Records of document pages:
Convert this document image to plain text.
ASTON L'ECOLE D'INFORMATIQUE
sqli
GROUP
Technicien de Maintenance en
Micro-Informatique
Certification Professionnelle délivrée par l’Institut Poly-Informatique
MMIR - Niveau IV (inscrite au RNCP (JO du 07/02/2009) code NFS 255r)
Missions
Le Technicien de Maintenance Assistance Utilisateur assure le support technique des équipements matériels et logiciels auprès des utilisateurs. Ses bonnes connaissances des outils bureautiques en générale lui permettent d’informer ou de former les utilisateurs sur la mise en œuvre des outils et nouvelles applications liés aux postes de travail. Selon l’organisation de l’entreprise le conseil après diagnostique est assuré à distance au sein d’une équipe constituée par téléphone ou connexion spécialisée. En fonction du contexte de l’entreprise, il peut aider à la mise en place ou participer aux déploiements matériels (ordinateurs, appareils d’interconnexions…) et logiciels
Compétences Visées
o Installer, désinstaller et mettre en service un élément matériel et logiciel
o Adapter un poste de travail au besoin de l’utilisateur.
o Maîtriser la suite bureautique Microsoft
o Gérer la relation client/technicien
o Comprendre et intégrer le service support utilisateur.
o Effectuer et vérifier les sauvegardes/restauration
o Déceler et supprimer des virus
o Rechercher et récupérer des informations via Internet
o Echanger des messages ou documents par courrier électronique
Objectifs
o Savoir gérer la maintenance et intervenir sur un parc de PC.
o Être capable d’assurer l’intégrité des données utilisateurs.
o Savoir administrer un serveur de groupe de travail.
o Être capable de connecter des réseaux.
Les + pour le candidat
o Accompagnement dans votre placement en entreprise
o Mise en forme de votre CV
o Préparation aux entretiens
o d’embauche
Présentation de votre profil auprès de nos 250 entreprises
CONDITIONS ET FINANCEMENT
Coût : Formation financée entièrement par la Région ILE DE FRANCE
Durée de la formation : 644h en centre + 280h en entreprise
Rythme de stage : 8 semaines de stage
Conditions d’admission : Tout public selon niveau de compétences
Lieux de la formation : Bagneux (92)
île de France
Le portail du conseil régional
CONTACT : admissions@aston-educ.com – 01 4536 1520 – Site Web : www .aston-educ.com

### Exercise requirements:
Transcribe, exactly and completely, all of the entries.

### Completed task:
Convert this document image to plain text.
ASTON L'ECOLE D'INFORMATIQUE
sqli
GROUP
Technicien de Maintenance en
Micro-Informatique
Certification Professionnelle délivrée par l’Institut Poly-Informatique
MMIR - Niveau IV (inscrite au RNCP (JO du 07/02/2009) code NFS 255r)
Missions
Le Technicien de Maintenance Assistance Utilisateur assure le support technique des équipements matériels et logiciels auprès des utilisateurs. Ses bonnes connaissances des outils bureautiques en générale lui permettent d’informer ou de former les utilisateurs sur la mise en œuvre des outils et nouvelles applications liés aux postes de travail. Selon l’organisation de l’entreprise le conseil après diagnostique est assuré à distance au sein d’une équipe constituée par téléphone ou connexion spécialisée. En fonction du contexte de l’entreprise, il peut aider à la mise en place ou participer aux déploiements matériels (ordinateurs, appareils d’interconnexions…) et logiciels
Compétences Visées
o Installer, désinstaller et mettre en service un élément matériel et logiciel
o Adapter un poste de travail au besoin de l’utilisateur.
o Maîtriser la suite bureautique Microsoft
o Gérer la relation client/technicien
o Comprendre et intégrer le service support utilisateur.
o Effectuer et vérifier les sauvegardes/restauration
o Déceler et supprimer des virus
o Rechercher et récupérer des informations via Internet
o Echanger des messages ou documents par courrier électronique
Objectifs
o Savoir gérer la maintenance et intervenir sur un parc de PC.
o Être capable d’assurer l’intégrité des données utilisateurs.
o Savoir administrer un serveur de groupe de travail.
o Être capable de connecter des réseaux.
Les + pour le candidat
o Accompagnement dans votre placement en entreprise
o Mise en forme de votre CV
o Préparation aux entretiens
o d’embauche
Présentation de votre profil auprès de nos 250 entreprises
CONDITIONS ET FINANCEMENT
Coût : Formation financée entièrement par la Région ILE DE FRANCE
Durée de la formation : 644h en centre + 280h en entreprise
Rythme de stage : 8 semaines de stage
Conditions d’admission : Tout public selon niveau de compétences
Lieux de la formation : Bagneux (92)
île de France
Le portail du conseil régional
CONTACT : admissions@aston-educ.com – 01 4536 1520 – Site Web : www .aston-educ.com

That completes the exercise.